The request: Under this task are some entries; return every one of them exactly.

Data for the task:
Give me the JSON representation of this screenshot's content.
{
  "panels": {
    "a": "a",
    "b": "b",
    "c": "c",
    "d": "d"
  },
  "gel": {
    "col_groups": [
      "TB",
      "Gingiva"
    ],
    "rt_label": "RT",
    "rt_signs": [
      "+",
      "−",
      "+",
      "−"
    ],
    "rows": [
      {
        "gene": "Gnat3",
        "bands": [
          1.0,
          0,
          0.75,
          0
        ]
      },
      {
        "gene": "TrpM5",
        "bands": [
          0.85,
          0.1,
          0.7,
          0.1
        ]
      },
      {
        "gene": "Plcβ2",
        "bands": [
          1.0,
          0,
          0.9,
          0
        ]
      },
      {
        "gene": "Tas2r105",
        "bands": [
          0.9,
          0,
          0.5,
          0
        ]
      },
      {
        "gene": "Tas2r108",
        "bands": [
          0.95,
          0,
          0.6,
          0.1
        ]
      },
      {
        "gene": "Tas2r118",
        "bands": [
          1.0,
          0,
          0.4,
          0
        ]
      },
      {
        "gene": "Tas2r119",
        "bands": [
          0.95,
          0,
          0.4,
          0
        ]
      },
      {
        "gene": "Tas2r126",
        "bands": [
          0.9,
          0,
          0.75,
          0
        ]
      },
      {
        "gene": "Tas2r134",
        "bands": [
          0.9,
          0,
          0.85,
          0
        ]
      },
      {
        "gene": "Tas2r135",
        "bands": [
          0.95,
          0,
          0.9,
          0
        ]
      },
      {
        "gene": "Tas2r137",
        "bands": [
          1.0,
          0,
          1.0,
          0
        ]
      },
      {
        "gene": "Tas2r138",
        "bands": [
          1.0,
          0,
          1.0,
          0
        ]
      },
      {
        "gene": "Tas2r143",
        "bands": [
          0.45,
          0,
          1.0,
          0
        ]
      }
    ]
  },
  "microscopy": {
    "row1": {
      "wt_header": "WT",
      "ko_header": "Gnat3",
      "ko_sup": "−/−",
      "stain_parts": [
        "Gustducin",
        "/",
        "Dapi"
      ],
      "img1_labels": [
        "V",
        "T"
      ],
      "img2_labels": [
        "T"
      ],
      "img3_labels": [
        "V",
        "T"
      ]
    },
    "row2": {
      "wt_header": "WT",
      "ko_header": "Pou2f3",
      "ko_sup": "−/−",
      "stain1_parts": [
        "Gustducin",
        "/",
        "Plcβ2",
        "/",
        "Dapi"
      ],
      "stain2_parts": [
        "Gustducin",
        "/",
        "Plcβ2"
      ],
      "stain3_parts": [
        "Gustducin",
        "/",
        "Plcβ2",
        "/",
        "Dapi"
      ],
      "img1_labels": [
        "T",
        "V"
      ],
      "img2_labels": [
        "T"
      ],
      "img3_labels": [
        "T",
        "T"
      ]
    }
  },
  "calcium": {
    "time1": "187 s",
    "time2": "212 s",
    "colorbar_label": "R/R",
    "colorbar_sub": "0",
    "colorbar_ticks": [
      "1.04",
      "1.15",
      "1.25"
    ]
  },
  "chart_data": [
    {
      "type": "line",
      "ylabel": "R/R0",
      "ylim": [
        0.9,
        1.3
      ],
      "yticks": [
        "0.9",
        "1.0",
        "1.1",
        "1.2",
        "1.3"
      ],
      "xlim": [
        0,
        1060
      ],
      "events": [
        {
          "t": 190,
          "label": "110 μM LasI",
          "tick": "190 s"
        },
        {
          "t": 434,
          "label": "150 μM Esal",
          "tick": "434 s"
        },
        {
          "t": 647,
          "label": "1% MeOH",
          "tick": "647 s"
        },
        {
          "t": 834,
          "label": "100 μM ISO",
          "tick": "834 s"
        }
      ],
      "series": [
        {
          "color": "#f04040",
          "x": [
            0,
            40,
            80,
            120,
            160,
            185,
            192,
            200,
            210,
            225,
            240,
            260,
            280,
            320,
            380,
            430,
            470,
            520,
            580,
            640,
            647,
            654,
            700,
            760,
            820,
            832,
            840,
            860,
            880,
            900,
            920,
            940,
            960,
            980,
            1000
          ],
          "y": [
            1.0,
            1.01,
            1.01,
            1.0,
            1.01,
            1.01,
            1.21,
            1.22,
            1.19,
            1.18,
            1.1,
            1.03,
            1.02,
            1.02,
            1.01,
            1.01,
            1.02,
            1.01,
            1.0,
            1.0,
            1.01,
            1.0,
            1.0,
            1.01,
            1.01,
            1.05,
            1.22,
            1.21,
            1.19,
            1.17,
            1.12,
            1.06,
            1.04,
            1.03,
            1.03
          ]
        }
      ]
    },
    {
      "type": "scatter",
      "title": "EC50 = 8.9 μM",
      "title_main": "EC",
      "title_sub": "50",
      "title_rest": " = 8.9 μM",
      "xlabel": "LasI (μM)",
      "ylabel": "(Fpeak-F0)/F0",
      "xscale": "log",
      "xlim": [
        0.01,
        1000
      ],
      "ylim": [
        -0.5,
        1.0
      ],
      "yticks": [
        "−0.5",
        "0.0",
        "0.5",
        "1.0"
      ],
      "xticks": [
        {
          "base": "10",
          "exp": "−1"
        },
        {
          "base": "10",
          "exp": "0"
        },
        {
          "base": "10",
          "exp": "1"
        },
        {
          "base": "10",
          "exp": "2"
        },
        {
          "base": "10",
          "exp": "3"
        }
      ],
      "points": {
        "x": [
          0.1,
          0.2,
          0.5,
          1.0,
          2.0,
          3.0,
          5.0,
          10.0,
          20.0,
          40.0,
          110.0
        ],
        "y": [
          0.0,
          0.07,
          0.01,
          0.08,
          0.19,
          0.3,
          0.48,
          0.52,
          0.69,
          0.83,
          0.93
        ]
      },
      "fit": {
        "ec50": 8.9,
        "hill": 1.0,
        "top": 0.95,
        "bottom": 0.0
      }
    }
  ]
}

Solution to this exercise:
Give me the JSON representation of this screenshot's content.
{
  "panels": {
    "a": "a",
    "b": "b",
    "c": "c",
    "d": "d"
  },
  "gel": {
    "col_groups": [
      "TB",
      "Gingiva"
    ],
    "rt_label": "RT",
    "rt_signs": [
      "+",
      "−",
      "+",
      "−"
    ],
    "rows": [
      {
        "gene": "Gnat3",
        "bands": [
          1.0,
          0,
          0.75,
          0
        ]
      },
      {
        "gene": "TrpM5",
        "bands": [
          0.85,
          0.1,
          0.7,
          0.1
        ]
      },
      {
        "gene": "Plcβ2",
        "bands": [
          1.0,
          0,
          0.9,
          0
        ]
      },
      {
        "gene": "Tas2r105",
        "bands": [
          0.9,
          0,
          0.5,
          0
        ]
      },
      {
        "gene": "Tas2r108",
        "bands": [
          0.95,
          0,
          0.6,
          0.1
        ]
      },
      {
        "gene": "Tas2r118",
        "bands": [
          1.0,
          0,
          0.4,
          0
        ]
      },
      {
        "gene": "Tas2r119",
        "bands": [
          0.95,
          0,
          0.4,
          0
        ]
      },
      {
        "gene": "Tas2r126",
        "bands": [
          0.9,
          0,
          0.75,
          0
        ]
      },
      {
        "gene": "Tas2r134",
        "bands": [
          0.9,
          0,
          0.85,
          0
        ]
      },
      {
        "gene": "Tas2r135",
        "bands": [
          0.95,
          0,
          0.9,
          0
        ]
      },
      {
        "gene": "Tas2r137",
        "bands": [
          1.0,
          0,
          1.0,
          0
        ]
      },
      {
        "gene": "Tas2r138",
        "bands": [
          1.0,
          0,
          1.0,
          0
        ]
      },
      {
        "gene": "Tas2r143",
        "bands": [
          0.45,
          0,
          1.0,
          0
        ]
      }
    ]
  },
  "microscopy": {
    "row1": {
      "wt_header": "WT",
      "ko_header": "Gnat3",
      "ko_sup": "−/−",
      "stain_parts": [
        "Gustducin",
        "/",
        "Dapi"
      ],
      "img1_labels": [
        "V",
        "T"
      ],
      "img2_labels": [
        "T"
      ],
      "img3_labels": [
        "V",
        "T"
      ]
    },
    "row2": {
      "wt_header": "WT",
      "ko_header": "Pou2f3",
      "ko_sup": "−/−",
      "stain1_parts": [
        "Gustducin",
        "/",
        "Plcβ2",
        "/",
        "Dapi"
      ],
      "stain2_parts": [
        "Gustducin",
        "/",
        "Plcβ2"
      ],
      "stain3_parts": [
        "Gustducin",
        "/",
        "Plcβ2",
        "/",
        "Dapi"
      ],
      "img1_labels": [
        "T",
        "V"
      ],
      "img2_labels": [
        "T"
      ],
      "img3_labels": [
        "T",
        "T"
      ]
    }
  },
  "calcium": {
    "time1": "187 s",
    "time2": "212 s",
    "colorbar_label": "R/R",
    "colorbar_sub": "0",
    "colorbar_ticks": [
      "1.04",
      "1.15",
      "1.25"
    ]
  },
  "chart_data": [
    {
      "type": "line",
      "ylabel": "R/R0",
      "ylim": [
        0.9,
        1.3
      ],
      "yticks": [
        "0.9",
        "1.0",
        "1.1",
        "1.2",
        "1.3"
      ],
      "xlim": [
        0,
        1060
      ],
      "events": [
        {
          "t": 190,
          "label": "110 μM LasI",
          "tick": "190 s"
        },
        {
          "t": 434,
          "label": "150 μM Esal",
          "tick": "434 s"
        },
        {
          "t": 647,
          "label": "1% MeOH",
          "tick": "647 s"
        },
        {
          "t": 834,
          "label": "100 μM ISO",
          "tick": "834 s"
        }
      ],
      "series": [
        {
          "color": "#f04040",
          "x": [
            0,
            40,
            80,
            120,
            160,
            185,
            192,
            200,
            210,
            225,
            240,
            260,
            280,
            320,
            380,
            430,
            470,
            520,
            580,
            640,
            647,
            654,
            700,
            760,
            820,
            832,
            840,
            860,
            880,
            900,
            920,
            940,
            960,
            980,
            1000
          ],
          "y": [
            1.0,
            1.01,
            1.01,
            1.0,
            1.01,
            1.01,
            1.21,
            1.22,
            1.19,
            1.18,
            1.1,
            1.03,
            1.02,
            1.02,
            1.01,
            1.01,
            1.02,
            1.01,
            1.0,
            1.0,
            1.01,
            1.0,
            1.0,
            1.01,
            1.01,
            1.05,
            1.22,
            1.21,
            1.19,
            1.17,
            1.12,
            1.06,
            1.04,
            1.03,
            1.03
          ]
        }
      ]
    },
    {
      "type": "scatter",
      "title": "EC50 = 8.9 μM",
      "title_main": "EC",
      "title_sub": "50",
      "title_rest": " = 8.9 μM",
      "xlabel": "LasI (μM)",
      "ylabel": "(Fpeak-F0)/F0",
      "xscale": "log",
      "xlim": [
        0.01,
        1000
      ],
      "ylim": [
        -0.5,
        1.0
      ],
      "yticks": [
        "−0.5",
        "0.0",
        "0.5",
        "1.0"
      ],
      "xticks": [
        {
          "base": "10",
          "exp": "−1"
        },
        {
          "base": "10",
          "exp": "0"
        },
        {
          "base": "10",
          "exp": "1"
        },
        {
          "base": "10",
          "exp": "2"
        },
        {
          "base": "10",
          "exp": "3"
        }
      ],
      "points": {
        "x": [
          0.1,
          0.2,
          0.5,
          1.0,
          2.0,
          3.0,
          5.0,
          10.0,
          20.0,
          40.0,
          110.0
        ],
        "y": [
          0.0,
          0.07,
          0.01,
          0.08,
          0.19,
          0.3,
          0.48,
          0.52,
          0.69,
          0.83,
          0.93
        ]
      },
      "fit": {
        "ec50": 8.9,
        "hill": 1.0,
        "top": 0.95,
        "bottom": 0.0
      }
    }
  ]
}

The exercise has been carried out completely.